──────── RECORDS SUPPLIED

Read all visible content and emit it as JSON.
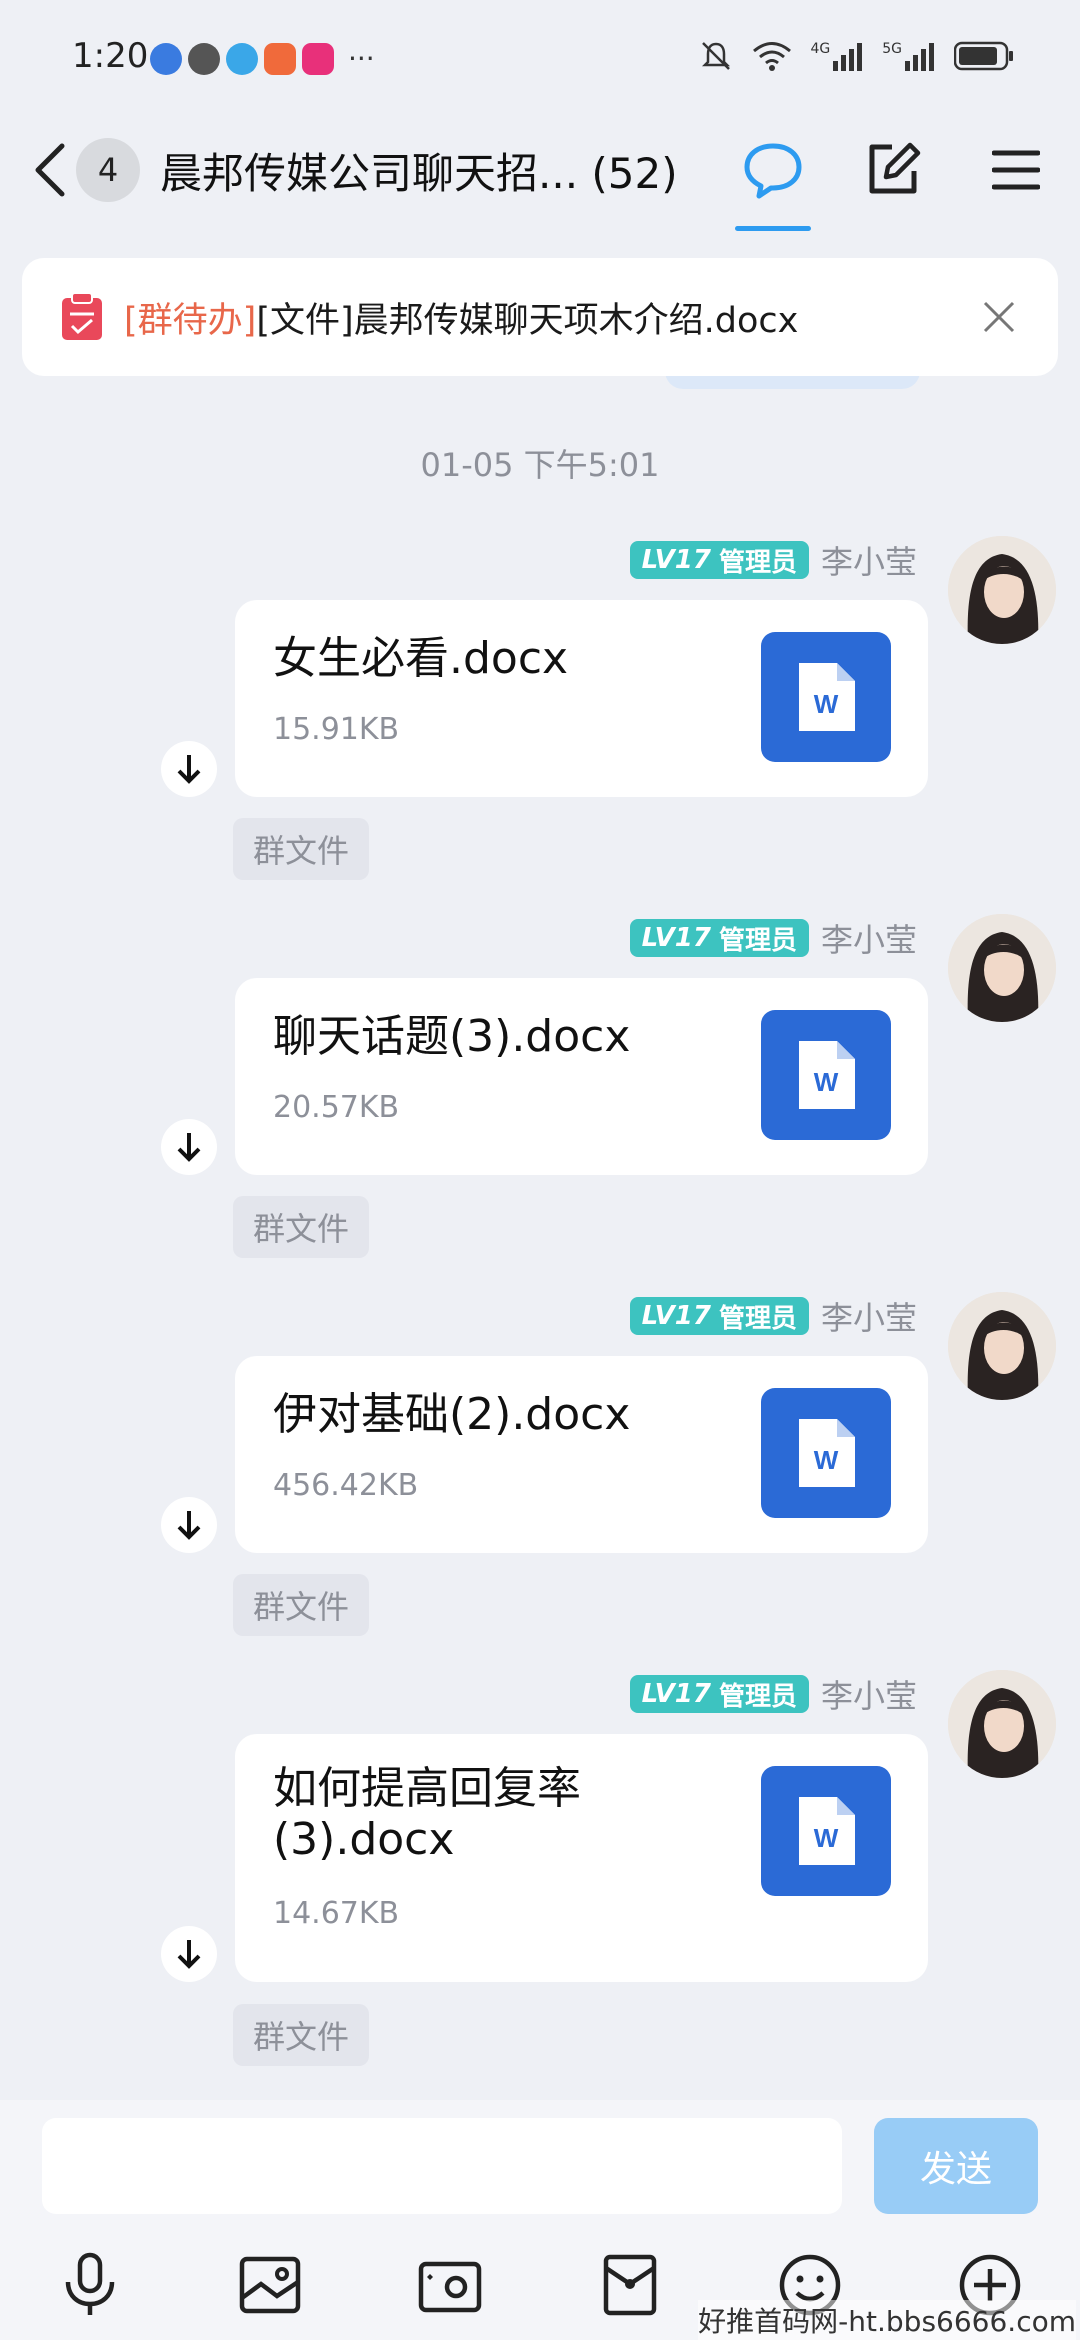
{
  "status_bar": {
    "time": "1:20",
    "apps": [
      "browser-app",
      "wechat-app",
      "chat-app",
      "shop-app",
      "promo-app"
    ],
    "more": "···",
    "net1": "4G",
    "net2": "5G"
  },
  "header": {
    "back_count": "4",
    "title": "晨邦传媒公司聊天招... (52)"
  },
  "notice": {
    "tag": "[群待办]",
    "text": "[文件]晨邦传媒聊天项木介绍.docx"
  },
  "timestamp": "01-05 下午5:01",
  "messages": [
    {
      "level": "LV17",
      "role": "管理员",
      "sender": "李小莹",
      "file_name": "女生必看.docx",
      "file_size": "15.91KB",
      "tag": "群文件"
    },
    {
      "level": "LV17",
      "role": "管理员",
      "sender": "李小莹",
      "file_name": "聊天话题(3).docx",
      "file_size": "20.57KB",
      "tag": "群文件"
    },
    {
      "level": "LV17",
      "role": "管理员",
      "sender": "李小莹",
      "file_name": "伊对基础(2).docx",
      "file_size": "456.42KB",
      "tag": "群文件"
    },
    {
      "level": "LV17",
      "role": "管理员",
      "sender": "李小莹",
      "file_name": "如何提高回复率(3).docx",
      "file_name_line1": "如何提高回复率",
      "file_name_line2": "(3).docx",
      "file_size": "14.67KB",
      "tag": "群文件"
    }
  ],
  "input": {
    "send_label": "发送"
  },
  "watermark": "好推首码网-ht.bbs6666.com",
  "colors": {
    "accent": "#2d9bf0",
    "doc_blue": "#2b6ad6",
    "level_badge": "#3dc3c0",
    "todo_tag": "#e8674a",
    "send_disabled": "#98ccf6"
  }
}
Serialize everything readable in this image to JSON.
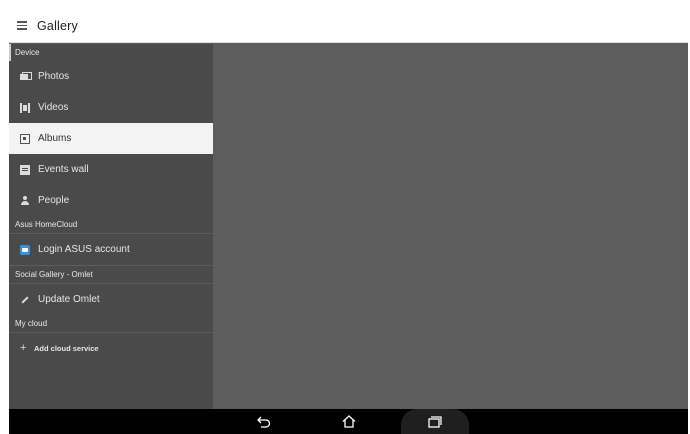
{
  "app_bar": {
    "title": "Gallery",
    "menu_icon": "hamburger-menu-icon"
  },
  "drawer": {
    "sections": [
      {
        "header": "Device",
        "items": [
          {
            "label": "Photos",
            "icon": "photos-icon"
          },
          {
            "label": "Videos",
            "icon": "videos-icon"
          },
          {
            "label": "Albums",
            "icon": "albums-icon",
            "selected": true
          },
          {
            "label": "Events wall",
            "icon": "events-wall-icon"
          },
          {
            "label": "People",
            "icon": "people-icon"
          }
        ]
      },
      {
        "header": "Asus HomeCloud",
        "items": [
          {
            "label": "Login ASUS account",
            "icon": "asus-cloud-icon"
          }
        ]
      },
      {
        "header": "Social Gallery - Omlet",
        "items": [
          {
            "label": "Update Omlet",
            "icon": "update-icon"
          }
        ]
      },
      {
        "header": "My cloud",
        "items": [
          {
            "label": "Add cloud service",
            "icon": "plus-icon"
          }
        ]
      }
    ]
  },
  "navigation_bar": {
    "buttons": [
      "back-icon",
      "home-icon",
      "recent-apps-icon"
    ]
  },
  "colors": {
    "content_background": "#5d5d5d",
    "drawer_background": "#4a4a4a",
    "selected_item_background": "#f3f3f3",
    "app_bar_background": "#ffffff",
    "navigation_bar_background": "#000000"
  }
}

────────────────

## EXERCISE DESCRIPTION
Lines containing the word "header" must all be returned from the material above.

## ANSWER TO THIS TASK
  "header": {
        "header": "Device",
        "header": "Asus HomeCloud",
        "header": "Social Gallery - Omlet",
        "header": "My cloud",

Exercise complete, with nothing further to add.